■ **TO BE DONE**:
Return verbatim the run of lines that opens with the line holding "Parse this screenshot: output" and closes with the last line of the records.
#####
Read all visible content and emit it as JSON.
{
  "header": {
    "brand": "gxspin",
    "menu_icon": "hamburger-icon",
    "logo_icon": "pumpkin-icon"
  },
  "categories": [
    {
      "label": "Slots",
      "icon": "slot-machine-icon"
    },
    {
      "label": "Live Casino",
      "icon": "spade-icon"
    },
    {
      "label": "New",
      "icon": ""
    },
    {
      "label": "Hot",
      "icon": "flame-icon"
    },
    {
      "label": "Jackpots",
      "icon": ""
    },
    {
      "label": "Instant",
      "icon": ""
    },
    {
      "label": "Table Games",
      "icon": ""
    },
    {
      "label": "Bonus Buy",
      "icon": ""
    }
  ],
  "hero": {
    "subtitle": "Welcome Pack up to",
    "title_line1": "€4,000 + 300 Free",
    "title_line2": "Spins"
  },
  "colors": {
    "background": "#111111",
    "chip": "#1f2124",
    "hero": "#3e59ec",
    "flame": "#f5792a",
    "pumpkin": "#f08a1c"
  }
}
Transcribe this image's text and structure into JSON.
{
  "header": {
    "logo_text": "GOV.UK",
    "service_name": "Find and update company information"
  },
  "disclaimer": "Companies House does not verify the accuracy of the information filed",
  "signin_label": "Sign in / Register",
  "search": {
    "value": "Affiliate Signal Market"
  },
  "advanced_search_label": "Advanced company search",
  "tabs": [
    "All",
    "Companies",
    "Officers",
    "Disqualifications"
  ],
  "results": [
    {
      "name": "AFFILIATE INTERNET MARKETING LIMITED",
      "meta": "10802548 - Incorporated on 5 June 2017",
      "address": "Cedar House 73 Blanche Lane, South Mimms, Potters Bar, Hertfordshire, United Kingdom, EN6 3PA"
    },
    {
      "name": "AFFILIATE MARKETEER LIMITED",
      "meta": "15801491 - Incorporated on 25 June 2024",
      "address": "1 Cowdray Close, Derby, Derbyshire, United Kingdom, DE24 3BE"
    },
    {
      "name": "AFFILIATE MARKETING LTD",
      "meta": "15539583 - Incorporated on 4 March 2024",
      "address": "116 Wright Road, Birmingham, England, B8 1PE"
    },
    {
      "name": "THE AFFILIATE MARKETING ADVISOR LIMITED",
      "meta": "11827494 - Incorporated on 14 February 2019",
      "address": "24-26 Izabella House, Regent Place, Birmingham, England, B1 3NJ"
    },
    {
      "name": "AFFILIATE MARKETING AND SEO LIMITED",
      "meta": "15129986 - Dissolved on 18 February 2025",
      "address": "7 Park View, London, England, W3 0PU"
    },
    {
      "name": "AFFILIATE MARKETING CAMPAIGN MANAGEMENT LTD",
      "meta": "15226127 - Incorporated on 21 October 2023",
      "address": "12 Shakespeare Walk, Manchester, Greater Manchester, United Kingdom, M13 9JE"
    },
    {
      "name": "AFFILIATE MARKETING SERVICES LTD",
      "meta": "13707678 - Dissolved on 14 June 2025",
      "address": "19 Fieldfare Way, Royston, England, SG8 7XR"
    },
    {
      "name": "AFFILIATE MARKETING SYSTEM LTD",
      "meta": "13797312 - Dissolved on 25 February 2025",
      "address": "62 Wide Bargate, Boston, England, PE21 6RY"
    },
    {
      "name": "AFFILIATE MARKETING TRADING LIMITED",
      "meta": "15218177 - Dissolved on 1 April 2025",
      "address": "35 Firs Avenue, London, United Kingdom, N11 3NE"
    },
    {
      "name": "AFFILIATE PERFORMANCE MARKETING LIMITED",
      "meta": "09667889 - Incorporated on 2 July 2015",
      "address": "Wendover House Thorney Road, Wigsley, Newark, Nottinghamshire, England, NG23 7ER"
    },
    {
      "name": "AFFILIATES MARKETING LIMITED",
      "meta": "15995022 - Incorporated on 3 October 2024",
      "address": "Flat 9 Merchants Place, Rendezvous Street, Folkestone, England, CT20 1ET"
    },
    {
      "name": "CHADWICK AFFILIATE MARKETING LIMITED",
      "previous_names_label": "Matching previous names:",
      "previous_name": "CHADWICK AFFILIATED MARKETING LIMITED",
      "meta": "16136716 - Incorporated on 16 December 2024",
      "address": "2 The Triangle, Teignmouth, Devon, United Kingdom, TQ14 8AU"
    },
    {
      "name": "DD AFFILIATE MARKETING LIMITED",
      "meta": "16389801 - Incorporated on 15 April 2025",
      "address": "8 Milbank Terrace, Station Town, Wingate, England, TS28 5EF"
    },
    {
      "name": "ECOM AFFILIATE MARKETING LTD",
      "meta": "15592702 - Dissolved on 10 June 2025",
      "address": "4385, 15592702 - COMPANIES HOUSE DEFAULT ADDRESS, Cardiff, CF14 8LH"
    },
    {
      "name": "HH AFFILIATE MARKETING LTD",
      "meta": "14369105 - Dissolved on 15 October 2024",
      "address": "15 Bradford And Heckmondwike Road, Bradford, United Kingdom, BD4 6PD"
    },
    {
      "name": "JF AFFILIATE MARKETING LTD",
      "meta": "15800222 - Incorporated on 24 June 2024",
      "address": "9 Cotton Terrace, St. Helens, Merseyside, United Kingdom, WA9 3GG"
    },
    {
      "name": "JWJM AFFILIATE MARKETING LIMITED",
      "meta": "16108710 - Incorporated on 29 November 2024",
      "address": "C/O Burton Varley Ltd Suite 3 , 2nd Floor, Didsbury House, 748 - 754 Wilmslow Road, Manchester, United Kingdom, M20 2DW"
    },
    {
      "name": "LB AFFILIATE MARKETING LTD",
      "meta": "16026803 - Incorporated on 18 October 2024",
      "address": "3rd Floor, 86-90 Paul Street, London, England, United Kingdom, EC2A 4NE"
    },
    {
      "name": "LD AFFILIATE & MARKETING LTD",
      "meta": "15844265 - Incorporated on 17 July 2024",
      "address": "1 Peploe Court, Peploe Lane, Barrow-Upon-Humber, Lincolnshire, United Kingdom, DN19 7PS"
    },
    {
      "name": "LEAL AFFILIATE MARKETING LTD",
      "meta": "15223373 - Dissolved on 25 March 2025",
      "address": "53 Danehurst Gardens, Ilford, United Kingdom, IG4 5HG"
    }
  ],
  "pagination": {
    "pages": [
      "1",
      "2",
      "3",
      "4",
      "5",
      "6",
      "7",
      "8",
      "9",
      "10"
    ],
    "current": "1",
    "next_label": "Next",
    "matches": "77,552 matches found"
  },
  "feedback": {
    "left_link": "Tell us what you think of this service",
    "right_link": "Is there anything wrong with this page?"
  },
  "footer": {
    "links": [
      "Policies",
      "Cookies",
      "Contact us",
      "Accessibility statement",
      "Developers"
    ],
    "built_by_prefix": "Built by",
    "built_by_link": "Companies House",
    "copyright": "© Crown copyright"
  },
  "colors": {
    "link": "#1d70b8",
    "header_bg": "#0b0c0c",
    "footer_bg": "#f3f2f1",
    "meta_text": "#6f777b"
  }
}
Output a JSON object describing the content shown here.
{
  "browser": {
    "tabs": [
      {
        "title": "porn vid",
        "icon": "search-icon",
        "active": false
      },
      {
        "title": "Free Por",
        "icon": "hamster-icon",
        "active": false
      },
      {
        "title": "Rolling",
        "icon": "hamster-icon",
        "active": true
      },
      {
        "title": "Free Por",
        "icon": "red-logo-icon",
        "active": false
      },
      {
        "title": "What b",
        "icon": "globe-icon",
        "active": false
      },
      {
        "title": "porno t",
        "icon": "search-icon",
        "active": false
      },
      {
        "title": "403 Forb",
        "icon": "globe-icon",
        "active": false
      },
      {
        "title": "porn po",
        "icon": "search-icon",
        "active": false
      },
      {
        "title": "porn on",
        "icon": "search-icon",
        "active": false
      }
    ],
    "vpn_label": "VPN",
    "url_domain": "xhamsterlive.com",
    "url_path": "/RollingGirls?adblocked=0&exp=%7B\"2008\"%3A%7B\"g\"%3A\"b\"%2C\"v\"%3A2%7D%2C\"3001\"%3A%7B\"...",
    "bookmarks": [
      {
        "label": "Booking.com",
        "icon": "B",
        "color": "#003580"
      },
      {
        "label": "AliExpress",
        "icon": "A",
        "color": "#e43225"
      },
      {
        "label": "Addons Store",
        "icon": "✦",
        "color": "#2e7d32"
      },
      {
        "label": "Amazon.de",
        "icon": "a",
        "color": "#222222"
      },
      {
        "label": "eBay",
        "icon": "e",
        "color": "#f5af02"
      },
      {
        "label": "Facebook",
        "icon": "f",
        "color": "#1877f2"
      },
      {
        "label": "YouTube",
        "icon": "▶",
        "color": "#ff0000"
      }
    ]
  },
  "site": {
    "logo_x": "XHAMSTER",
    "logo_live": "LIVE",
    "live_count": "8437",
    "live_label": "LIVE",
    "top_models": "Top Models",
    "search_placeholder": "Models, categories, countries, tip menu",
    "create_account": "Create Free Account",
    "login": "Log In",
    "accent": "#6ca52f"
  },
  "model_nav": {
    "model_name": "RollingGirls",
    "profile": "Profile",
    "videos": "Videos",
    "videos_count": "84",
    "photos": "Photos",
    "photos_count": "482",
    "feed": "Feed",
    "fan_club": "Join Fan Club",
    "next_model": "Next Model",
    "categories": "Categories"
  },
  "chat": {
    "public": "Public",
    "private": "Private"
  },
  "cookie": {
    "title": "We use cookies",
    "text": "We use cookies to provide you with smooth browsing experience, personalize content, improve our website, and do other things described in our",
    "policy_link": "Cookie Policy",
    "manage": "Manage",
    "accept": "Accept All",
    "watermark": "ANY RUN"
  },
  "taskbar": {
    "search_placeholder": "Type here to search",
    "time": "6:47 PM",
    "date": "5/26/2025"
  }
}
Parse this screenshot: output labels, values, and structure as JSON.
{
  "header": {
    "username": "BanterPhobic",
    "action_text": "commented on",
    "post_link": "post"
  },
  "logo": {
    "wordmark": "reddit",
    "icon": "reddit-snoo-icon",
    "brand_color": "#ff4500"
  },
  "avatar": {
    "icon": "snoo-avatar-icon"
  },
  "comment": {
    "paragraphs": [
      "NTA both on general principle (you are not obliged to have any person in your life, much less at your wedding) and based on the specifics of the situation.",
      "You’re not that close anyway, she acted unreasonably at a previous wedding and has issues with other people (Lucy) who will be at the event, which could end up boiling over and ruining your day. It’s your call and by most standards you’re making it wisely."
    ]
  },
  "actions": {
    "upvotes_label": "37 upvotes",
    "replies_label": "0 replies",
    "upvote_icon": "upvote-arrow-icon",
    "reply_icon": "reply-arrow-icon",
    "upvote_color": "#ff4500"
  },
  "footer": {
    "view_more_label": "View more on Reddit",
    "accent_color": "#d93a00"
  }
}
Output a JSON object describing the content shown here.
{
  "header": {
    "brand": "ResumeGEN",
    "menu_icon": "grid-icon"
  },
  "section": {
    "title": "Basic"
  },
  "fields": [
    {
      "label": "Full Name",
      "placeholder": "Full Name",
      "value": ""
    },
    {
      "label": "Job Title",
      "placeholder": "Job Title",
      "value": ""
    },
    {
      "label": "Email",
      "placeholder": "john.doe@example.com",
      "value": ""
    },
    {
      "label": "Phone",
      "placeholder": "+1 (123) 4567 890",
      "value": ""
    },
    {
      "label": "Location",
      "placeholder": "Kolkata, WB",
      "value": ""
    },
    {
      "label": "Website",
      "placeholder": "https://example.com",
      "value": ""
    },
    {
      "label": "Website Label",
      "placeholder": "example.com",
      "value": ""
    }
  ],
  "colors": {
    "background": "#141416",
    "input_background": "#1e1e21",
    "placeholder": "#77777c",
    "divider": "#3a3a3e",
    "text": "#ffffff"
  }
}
#####
■ **SOLUTION FOR THIS EXERCISE**:
Parse this screenshot: output labels, values, and structure as JSON.
{
  "header": {
    "username": "BanterPhobic",
    "action_text": "commented on",
    "post_link": "post"
  },
  "logo": {
    "wordmark": "reddit",
    "icon": "reddit-snoo-icon",
    "brand_color": "#ff4500"
  },
  "avatar": {
    "icon": "snoo-avatar-icon"
  },
  "comment": {
    "paragraphs": [
      "NTA both on general principle (you are not obliged to have any person in your life, much less at your wedding) and based on the specifics of the situation.",
      "You’re not that close anyway, she acted unreasonably at a previous wedding and has issues with other people (Lucy) who will be at the event, which could end up boiling over and ruining your day. It’s your call and by most standards you’re making it wisely."
    ]
  },
  "actions": {
    "upvotes_label": "37 upvotes",
    "replies_label": "0 replies",
    "upvote_icon": "upvote-arrow-icon",
    "reply_icon": "reply-arrow-icon",
    "upvote_color": "#ff4500"
  },
  "footer": {
    "view_more_label": "View more on Reddit",
    "accent_color": "#d93a00"
  }
}
Output a JSON object describing the content shown here.
{
  "header": {
    "brand": "ResumeGEN",
    "menu_icon": "grid-icon"
  },
  "section": {
    "title": "Basic"
  },
  "fields": [
    {
      "label": "Full Name",
      "placeholder": "Full Name",
      "value": ""
    },
    {
      "label": "Job Title",
      "placeholder": "Job Title",
      "value": ""
    },
    {
      "label": "Email",
      "placeholder": "john.doe@example.com",
      "value": ""
    },
    {
      "label": "Phone",
      "placeholder": "+1 (123) 4567 890",
      "value": ""
    },
    {
      "label": "Location",
      "placeholder": "Kolkata, WB",
      "value": ""
    },
    {
      "label": "Website",
      "placeholder": "https://example.com",
      "value": ""
    },
    {
      "label": "Website Label",
      "placeholder": "example.com",
      "value": ""
    }
  ],
  "colors": {
    "background": "#141416",
    "input_background": "#1e1e21",
    "placeholder": "#77777c",
    "divider": "#3a3a3e",
    "text": "#ffffff"
  }
}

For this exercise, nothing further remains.